• Text segment:
I just open it. I'm like, "Oh. I don't want to be looking at this right now." And I immediately quit the app and put it away. Some people delete the app off their phone. Honestly, I should probably do that. By the middle two to three days, I'm thinking about the apps and social media a lot less. Just not really coming across my mind nearly as often in the day. And by the end of the seven days, I am loving life. I'm like, "Holy cow, look at the life that I've been missing. It's so good. It's so good." Yet, to be completely honest, by the end of the seven days, I'm kind of looking forward to getting back on social media just to see what happened. What did I miss while I was gone? And again, that's how they're designed, so it's just good for me to acknowledge that.

So, how can I do this when I run my business a lot through social media, or that is an important aspect of my business in connectivity, in engagement, all those things? Well, the cool thing is, is there are businesses and apps, outside of social media apps, or accounts that you can create that will actually post for you. So, what I do is I use Later.com, you can also use Planoly. Those are two organizations that allow you to create a profile, pre-plan your Instagram feed, and post to it automatically. I'm not even in the app and my feed is being updated, which is pretty awesome. I can just keep my engagement going, and I personally don't have to be engaging.

This is just where I am today in my journey. These are the habits that I have embraced right now in my life, where I take one hour a day, at least, where my phone's not in my reach, one day a week, where I rest my eyes from screens other than just basic communication, and one week a month, where I break from social media completely. I think it's incredibly important to treat this entire conversation and these habits as a journey, and to continually educate ourselves on this. Because social media is always changing. What's working for me now, might not be enough next year.

Technology's always changing. It's not up to the companies, it's not up to Instagram, and Facebook, and Twitter to change. It is up to you and me. We are in charge of our own lives, and if there's something that you don't like about your relationship with social media or technology, I am here to encourage you today it's up to you to do something about it.

There will always be things that we don't like about the world we live in, always. That's like a given. But we can change the way that we relate to the world. A lot of times it's hard. It feels like I'm swimming upstream, but again, that technology's going to creep in and take over if we don't put those boundaries in place.

So, what's next for me in this journey? Honestly, I want to read the book Digital Minimalism, which is by the author Cal Newport. I've read his book Deep Work, which is awesome. And from what I've heard about it, it does encourage you to take a month off to do kind of a social media detox of sorts, and then establish an extremely intentional plan in your relationship to media. I plan to read this next year sometime, it's part of the Nancy Ray Book Club, and I'm excited about it. Yes, it gets a little sticky when you run an online business, but for me, it's possible and it's absolutely worth it.

• Work task: Please reproduce the portion of the social media break text between "This is just" and "enough next year.", inclusive.

• Provided material:
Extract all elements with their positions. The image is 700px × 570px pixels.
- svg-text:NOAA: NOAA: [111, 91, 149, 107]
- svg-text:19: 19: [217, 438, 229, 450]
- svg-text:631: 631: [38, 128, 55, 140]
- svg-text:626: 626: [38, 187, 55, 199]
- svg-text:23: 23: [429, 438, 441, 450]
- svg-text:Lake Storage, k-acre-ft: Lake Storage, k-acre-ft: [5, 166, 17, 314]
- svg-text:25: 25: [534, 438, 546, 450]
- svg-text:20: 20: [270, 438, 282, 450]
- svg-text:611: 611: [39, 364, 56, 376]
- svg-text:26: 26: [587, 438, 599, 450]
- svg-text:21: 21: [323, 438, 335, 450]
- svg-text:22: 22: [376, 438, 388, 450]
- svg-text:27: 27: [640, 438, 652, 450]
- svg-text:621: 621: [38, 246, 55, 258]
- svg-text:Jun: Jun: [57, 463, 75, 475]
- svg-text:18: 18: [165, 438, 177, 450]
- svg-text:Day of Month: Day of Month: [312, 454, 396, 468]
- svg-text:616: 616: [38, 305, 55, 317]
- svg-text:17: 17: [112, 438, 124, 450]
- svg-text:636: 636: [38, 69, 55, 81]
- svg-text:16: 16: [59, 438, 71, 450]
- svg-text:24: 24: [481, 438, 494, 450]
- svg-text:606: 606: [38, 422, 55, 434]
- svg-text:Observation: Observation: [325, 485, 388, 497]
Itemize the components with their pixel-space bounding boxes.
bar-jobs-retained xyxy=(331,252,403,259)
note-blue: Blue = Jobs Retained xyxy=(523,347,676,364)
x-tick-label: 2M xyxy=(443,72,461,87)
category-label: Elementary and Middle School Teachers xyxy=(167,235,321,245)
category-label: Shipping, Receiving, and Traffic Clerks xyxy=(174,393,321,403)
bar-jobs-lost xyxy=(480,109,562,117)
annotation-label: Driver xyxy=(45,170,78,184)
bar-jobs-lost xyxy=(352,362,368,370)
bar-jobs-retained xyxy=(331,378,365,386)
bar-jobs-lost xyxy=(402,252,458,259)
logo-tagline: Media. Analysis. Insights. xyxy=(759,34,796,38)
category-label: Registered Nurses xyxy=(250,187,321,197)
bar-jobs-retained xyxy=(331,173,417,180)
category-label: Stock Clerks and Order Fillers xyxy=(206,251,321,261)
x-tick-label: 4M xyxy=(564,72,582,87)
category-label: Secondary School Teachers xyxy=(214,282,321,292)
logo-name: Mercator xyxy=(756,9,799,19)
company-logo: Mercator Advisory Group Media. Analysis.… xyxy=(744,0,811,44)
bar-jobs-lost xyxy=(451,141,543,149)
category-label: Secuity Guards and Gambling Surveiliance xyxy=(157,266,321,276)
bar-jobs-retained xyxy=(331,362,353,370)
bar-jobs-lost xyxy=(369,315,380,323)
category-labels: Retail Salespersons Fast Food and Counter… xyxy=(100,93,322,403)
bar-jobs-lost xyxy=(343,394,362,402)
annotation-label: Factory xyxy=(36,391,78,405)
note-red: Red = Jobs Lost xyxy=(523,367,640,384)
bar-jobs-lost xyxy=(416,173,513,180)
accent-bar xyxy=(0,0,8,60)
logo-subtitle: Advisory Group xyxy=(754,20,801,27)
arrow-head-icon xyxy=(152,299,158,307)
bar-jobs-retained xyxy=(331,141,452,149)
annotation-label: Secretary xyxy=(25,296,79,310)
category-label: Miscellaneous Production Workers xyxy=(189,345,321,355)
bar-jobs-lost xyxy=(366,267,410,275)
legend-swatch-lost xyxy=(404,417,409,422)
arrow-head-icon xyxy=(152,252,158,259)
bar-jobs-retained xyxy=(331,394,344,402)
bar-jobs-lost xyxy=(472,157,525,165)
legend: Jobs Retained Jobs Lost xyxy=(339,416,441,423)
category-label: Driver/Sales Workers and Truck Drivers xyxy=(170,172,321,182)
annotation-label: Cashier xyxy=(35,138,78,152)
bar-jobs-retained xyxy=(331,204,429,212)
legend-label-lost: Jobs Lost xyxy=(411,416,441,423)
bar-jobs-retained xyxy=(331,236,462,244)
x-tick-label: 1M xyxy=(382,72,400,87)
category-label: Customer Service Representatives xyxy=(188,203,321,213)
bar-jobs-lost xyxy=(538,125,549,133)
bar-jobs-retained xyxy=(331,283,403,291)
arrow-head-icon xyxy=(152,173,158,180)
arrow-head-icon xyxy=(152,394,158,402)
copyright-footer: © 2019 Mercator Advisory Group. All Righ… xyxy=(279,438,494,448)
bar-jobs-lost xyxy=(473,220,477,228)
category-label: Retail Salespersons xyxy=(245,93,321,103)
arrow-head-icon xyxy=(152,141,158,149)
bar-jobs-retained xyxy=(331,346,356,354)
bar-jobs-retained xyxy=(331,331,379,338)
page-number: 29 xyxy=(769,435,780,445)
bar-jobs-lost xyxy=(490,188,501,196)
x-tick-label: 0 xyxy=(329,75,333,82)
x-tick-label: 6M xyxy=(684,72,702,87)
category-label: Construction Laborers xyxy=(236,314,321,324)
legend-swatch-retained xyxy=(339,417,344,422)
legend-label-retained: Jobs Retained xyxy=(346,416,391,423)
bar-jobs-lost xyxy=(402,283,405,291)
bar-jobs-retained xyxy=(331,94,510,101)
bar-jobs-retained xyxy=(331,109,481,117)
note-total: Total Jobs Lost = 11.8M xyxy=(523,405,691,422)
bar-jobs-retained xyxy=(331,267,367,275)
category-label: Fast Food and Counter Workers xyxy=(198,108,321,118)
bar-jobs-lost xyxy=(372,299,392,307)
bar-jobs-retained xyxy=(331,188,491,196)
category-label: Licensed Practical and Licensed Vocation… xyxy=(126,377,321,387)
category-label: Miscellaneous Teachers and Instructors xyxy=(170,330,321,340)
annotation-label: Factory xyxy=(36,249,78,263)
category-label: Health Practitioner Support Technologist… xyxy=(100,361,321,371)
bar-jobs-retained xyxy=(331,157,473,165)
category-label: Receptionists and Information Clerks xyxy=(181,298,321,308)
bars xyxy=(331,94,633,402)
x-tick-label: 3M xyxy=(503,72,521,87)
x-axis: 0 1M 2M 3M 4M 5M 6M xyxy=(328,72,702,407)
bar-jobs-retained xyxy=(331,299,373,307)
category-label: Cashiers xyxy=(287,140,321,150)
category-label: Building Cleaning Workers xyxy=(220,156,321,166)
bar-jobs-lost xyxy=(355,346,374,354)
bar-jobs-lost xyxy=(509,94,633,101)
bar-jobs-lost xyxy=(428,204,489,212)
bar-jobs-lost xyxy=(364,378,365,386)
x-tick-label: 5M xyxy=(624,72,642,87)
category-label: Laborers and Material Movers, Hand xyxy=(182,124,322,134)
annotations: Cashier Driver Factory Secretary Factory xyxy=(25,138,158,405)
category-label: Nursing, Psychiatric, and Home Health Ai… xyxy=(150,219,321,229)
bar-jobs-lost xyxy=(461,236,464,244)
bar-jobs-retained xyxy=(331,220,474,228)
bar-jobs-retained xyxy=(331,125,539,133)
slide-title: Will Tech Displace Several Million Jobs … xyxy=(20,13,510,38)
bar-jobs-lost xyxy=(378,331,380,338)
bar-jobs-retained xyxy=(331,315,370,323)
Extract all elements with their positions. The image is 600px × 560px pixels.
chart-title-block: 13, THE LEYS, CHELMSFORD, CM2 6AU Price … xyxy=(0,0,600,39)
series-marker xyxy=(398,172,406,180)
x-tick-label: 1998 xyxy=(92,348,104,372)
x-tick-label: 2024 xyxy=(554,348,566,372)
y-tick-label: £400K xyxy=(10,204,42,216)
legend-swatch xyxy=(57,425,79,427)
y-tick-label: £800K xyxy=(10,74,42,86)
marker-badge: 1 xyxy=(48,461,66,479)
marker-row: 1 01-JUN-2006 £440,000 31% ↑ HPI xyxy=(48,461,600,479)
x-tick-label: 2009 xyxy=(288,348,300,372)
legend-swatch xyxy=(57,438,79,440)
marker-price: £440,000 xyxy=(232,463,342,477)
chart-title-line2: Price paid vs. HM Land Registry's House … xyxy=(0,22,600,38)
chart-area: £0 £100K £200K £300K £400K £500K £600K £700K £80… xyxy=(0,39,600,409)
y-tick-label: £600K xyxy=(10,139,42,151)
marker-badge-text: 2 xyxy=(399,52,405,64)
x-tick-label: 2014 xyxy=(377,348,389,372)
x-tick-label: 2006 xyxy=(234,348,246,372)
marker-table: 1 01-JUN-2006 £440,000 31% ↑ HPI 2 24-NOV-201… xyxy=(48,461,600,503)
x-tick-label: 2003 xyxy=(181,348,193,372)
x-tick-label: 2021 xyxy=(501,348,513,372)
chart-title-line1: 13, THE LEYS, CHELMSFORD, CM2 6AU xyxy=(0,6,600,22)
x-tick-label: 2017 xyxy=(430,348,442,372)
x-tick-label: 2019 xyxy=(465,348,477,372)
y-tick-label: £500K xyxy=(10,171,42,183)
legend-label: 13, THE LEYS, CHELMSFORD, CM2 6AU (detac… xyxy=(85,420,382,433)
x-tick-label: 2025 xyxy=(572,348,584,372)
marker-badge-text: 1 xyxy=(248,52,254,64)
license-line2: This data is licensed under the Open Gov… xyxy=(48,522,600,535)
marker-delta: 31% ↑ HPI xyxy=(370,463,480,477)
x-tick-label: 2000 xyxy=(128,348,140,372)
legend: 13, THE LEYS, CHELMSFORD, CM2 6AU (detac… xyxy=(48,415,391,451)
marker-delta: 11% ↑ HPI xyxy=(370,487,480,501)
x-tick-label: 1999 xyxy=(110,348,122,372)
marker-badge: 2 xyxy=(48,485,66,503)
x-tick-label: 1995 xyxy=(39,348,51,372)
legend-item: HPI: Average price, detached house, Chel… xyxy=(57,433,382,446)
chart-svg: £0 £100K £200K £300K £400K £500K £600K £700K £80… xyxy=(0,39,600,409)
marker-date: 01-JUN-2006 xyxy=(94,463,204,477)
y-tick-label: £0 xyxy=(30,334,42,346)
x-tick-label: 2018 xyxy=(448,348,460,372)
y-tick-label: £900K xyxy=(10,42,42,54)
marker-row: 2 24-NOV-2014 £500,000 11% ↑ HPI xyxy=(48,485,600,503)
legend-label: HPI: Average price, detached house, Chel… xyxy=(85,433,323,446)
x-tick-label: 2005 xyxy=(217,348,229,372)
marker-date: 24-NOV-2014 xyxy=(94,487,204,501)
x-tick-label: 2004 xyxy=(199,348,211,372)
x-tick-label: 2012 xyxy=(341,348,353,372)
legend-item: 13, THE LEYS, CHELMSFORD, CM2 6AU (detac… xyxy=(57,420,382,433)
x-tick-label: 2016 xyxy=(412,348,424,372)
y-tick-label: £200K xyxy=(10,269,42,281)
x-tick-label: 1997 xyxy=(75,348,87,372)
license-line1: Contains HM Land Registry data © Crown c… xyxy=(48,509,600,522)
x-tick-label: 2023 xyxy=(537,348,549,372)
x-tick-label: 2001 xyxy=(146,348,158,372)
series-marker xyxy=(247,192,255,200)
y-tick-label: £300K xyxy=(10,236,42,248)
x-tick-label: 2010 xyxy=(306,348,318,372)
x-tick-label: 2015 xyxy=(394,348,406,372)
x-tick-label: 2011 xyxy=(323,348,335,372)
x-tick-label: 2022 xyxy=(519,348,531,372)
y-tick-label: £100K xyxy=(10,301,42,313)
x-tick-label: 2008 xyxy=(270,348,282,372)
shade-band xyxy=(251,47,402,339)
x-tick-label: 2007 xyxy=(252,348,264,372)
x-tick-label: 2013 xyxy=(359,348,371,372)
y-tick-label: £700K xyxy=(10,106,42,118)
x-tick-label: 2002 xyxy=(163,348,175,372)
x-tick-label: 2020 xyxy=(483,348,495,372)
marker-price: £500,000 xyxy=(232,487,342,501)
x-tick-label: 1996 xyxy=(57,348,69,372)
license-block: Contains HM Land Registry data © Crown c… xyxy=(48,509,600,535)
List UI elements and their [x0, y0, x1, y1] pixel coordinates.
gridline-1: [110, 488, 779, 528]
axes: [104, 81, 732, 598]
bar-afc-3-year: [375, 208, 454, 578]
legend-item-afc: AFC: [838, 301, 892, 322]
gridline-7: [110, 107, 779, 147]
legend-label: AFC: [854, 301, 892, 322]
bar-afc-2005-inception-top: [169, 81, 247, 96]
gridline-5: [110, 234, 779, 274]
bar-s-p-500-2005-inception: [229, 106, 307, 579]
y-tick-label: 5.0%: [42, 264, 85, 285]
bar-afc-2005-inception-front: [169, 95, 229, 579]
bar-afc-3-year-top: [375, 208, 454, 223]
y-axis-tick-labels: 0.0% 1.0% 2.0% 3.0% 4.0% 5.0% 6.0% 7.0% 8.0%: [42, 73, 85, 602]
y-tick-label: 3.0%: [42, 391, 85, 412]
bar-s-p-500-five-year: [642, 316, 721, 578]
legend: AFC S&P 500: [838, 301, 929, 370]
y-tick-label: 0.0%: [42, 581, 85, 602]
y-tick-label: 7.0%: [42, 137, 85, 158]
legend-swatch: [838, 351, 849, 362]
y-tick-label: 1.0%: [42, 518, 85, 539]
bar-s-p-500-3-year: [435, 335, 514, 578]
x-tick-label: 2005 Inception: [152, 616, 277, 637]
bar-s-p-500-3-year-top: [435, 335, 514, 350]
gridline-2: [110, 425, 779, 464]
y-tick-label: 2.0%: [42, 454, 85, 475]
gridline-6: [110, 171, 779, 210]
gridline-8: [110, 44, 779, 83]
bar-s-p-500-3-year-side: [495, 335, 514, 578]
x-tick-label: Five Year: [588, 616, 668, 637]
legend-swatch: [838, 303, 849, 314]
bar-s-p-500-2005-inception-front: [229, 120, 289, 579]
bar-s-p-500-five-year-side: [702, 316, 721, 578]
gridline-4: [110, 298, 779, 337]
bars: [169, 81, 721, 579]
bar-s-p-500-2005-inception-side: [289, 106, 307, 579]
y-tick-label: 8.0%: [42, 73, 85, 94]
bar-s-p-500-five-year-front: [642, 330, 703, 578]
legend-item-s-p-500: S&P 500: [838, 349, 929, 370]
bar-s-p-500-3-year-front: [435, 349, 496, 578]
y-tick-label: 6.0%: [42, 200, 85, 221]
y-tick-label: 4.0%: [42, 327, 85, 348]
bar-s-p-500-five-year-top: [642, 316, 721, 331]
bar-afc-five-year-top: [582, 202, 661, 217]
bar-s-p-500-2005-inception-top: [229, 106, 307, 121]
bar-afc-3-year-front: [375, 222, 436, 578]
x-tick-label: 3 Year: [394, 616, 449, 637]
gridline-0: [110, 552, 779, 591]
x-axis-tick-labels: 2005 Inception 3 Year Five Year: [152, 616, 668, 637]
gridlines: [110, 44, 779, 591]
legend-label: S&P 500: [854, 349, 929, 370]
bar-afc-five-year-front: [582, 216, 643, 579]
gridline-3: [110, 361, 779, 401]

• Solution to this task:
This is just where I am today in my journey. These are the habits that I have embraced right now in my life, where I take one hour a day, at least, where my phone's not in my reach, one day a week, where I rest my eyes from screens other than just basic communication, and one week a month, where I break from social media completely. I think it's incredibly important to treat this entire conversation and these habits as a journey, and to continually educate ourselves on this. Because social media is always changing. What's working for me now, might not be enough next year.